> Exercise
Omit the pictures, then reproduce every remaining record exactly.

● ● ● ● ●

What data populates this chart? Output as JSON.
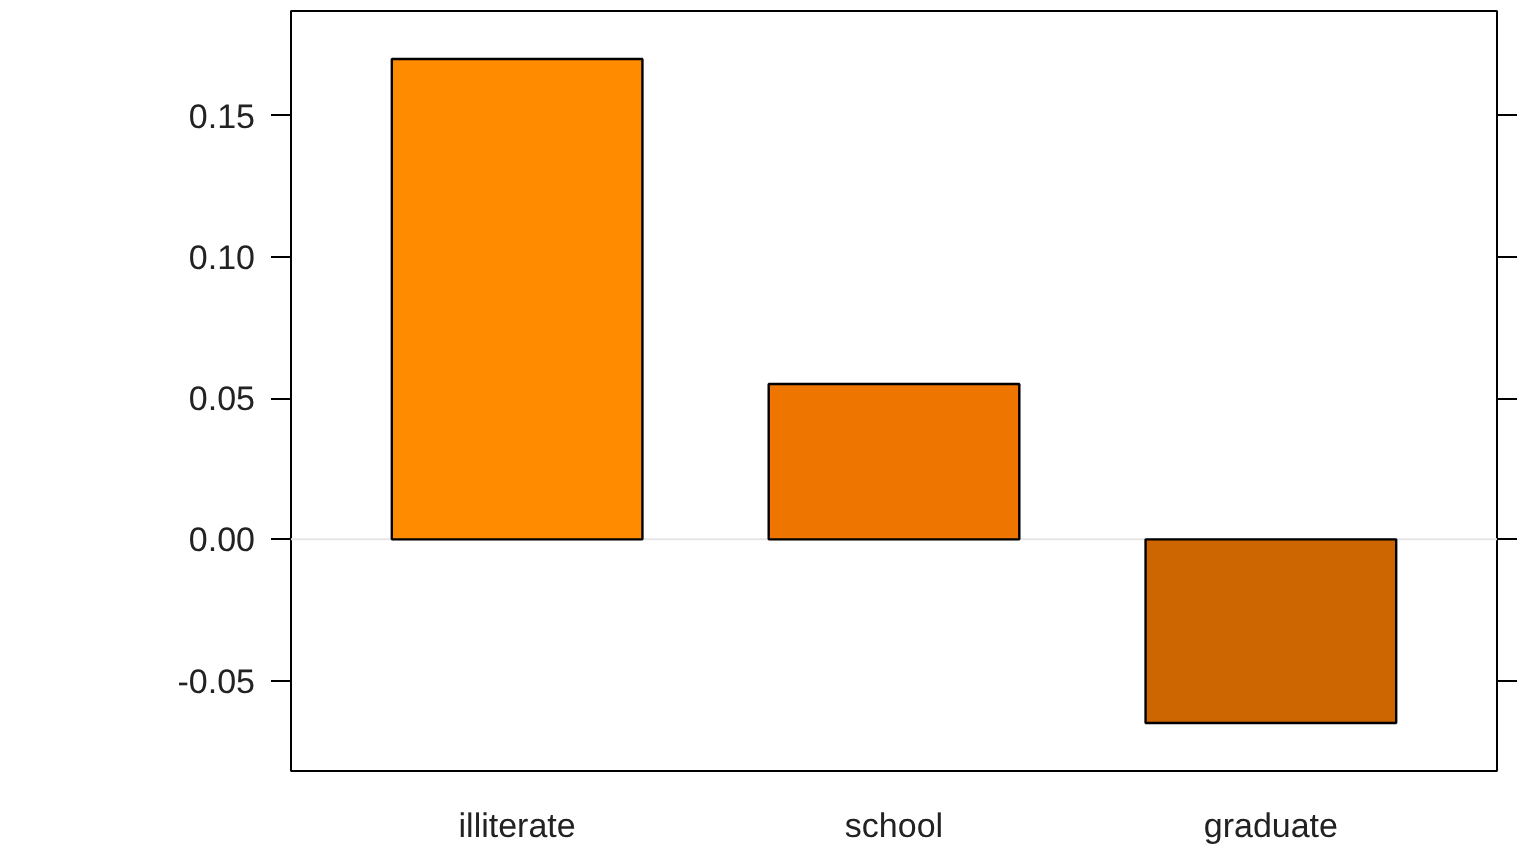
{
  "chart_data": {
    "type": "bar",
    "categories": [
      "illiterate",
      "school",
      "graduate"
    ],
    "values": [
      0.17,
      0.055,
      -0.065
    ],
    "colors": [
      "#ff8c00",
      "#ee7600",
      "#cd6600"
    ],
    "ylim": [
      -0.082,
      0.187
    ],
    "yticks": [
      {
        "value": -0.05,
        "label": "-0.05"
      },
      {
        "value": 0,
        "label": "0.00"
      },
      {
        "value": 0.05,
        "label": "0.05"
      },
      {
        "value": 0.1,
        "label": "0.10"
      },
      0.15
    ],
    "ref_lines": [
      {
        "axis": "y",
        "value": 0,
        "label": null,
        "color": "#e6e6e6"
      }
    ]
  }
}
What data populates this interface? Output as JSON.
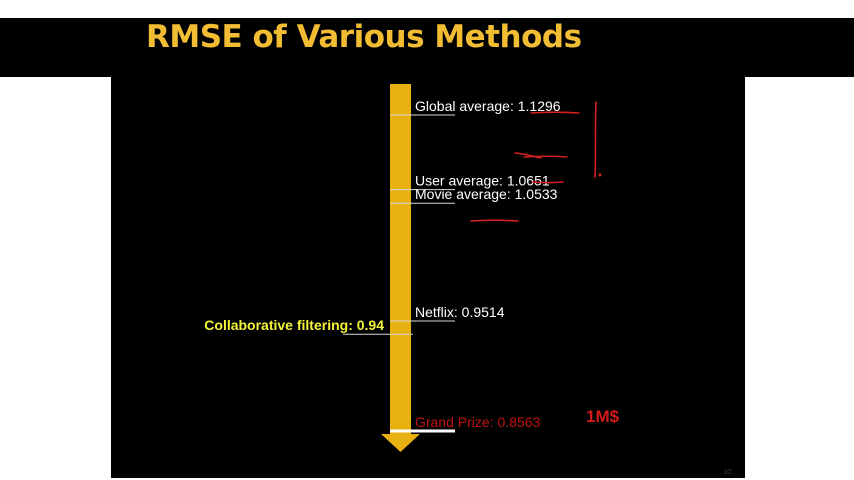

● ● ● ● ●

> Written answer
What data populates this chart? Output as JSON.
{
  "chart_data": {
    "type": "bar",
    "categories": [
      "illiterate",
      "school",
      "graduate"
    ],
    "values": [
      0.17,
      0.055,
      -0.065
    ],
    "colors": [
      "#ff8c00",
      "#ee7600",
      "#cd6600"
    ],
    "ylim": [
      -0.082,
      0.187
    ],
    "yticks": [
      {
        "value": -0.05,
        "label": "-0.05"
      },
      {
        "value": 0,
        "label": "0.00"
      },
      {
        "value": 0.05,
        "label": "0.05"
      },
      {
        "value": 0.1,
        "label": "0.10"
      },
      0.15
    ],
    "ref_lines": [
      {
        "axis": "y",
        "value": 0,
        "label": null,
        "color": "#e6e6e6"
      }
    ]
  }
}
What data populates this interface? Output as JSON.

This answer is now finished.